◆ **Required task**
Show all lines of the listing that hold the word "como".
-- -- --
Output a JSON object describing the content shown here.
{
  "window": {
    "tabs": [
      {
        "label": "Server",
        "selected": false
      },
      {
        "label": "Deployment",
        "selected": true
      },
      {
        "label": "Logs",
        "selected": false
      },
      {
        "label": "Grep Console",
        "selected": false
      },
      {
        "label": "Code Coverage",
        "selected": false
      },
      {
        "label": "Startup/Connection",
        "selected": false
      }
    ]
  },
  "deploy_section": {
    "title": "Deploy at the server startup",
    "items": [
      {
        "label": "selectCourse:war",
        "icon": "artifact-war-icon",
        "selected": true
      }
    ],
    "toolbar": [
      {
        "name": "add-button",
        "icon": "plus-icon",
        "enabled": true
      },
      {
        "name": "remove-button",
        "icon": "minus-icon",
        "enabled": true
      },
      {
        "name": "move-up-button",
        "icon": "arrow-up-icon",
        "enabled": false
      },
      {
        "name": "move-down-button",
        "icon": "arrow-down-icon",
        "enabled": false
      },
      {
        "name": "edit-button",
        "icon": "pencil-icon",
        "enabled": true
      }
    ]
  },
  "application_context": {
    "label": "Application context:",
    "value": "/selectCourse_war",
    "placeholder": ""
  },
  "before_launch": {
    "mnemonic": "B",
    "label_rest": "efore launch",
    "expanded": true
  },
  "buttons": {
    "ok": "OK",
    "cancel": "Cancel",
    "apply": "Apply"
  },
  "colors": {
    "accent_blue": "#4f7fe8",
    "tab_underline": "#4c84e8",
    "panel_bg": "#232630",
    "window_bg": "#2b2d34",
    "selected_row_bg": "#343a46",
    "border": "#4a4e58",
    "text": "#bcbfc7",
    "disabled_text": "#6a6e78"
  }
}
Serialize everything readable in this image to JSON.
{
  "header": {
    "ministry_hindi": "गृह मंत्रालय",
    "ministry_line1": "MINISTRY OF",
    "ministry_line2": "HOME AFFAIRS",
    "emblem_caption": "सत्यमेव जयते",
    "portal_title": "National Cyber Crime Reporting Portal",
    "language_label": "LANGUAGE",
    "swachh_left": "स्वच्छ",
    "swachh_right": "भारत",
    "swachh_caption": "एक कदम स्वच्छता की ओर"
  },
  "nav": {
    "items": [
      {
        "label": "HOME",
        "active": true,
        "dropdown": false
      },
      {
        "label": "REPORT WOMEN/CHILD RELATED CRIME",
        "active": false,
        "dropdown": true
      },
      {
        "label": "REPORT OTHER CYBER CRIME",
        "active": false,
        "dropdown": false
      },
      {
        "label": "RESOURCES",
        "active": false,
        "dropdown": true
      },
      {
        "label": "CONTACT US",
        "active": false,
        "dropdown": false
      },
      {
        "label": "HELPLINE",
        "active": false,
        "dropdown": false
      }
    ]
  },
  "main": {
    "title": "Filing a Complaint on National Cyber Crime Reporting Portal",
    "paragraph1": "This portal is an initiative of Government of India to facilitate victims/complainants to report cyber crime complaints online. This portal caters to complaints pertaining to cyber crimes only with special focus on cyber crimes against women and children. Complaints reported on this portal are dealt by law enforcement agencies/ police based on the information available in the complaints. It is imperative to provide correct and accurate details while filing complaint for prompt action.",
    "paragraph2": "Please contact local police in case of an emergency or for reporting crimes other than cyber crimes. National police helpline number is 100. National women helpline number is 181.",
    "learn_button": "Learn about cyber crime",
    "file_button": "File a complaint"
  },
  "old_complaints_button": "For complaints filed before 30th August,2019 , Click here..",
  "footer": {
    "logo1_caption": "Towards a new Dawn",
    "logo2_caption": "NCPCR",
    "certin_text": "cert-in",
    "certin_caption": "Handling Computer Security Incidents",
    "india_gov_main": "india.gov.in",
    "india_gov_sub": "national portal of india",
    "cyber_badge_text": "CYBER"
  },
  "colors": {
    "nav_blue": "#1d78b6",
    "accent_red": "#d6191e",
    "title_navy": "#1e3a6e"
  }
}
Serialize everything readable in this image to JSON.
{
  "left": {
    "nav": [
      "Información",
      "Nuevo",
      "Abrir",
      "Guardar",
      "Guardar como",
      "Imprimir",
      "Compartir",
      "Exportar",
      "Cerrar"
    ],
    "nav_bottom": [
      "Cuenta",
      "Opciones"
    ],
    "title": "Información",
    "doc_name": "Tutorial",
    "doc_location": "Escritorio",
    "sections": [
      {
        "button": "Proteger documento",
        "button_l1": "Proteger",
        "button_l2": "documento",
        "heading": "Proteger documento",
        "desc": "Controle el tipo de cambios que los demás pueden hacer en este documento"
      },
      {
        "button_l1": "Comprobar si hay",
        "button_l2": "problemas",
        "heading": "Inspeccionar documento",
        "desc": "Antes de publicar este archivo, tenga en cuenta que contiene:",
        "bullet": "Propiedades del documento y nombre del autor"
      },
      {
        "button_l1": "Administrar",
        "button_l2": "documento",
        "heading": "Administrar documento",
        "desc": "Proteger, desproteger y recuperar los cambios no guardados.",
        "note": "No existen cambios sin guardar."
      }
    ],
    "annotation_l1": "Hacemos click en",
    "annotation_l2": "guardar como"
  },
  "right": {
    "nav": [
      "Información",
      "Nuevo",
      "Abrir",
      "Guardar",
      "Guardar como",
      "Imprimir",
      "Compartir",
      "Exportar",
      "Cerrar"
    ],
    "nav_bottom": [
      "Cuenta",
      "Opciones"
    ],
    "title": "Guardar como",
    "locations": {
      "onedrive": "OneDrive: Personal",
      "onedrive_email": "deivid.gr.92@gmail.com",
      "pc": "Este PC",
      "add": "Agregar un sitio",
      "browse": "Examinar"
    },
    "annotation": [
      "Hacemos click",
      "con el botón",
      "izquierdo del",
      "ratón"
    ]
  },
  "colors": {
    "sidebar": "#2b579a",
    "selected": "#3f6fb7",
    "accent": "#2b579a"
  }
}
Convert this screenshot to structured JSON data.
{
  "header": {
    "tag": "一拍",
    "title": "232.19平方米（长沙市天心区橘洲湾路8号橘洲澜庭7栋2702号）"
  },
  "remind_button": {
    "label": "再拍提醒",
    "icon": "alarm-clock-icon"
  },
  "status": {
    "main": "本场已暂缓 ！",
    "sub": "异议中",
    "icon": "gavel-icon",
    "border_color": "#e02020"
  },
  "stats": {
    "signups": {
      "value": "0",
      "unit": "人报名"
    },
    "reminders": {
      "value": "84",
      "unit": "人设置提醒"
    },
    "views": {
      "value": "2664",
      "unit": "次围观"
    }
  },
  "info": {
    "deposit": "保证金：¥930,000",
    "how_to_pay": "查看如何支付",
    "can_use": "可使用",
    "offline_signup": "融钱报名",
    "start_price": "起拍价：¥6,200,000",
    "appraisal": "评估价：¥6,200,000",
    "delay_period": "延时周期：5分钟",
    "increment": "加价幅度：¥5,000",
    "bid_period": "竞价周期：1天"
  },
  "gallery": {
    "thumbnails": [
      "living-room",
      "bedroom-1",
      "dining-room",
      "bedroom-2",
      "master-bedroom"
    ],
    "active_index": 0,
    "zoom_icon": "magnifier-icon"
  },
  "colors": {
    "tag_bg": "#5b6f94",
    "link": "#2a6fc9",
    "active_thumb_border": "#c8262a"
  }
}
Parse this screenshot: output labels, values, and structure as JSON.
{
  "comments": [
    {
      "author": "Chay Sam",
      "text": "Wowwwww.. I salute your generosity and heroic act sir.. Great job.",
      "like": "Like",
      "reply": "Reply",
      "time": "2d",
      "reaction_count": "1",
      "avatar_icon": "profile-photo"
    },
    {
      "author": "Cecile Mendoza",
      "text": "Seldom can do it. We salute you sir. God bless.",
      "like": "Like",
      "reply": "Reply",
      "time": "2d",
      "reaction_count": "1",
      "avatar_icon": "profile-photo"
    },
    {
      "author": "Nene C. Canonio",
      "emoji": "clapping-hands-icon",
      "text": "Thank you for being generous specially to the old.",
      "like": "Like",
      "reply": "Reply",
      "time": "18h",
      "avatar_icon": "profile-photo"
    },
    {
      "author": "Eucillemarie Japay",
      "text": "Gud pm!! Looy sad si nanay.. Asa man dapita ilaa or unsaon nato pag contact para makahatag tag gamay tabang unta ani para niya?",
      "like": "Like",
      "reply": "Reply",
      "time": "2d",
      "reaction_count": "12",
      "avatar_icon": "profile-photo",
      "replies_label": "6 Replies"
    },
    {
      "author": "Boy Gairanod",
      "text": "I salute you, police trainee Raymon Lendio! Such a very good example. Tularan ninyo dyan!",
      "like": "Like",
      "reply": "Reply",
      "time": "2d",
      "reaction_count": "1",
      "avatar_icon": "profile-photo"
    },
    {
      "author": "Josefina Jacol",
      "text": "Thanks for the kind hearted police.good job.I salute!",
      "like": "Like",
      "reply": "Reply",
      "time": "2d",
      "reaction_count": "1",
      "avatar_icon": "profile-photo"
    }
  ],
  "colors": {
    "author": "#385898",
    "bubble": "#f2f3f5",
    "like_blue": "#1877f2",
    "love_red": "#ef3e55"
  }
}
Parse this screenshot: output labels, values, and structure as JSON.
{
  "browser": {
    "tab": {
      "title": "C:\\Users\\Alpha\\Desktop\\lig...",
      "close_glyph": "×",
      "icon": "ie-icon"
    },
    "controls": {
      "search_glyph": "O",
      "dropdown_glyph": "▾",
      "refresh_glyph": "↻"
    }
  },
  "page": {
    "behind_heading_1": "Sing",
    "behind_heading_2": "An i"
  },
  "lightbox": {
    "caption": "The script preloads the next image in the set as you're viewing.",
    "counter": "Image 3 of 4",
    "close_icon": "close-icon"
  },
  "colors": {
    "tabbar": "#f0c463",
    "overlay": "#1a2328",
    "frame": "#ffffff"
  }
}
-- -- --
◆ **The response**
      "Guardar como",
    "annotation_l2": "guardar como"
      "Guardar como",
    "title": "Guardar como",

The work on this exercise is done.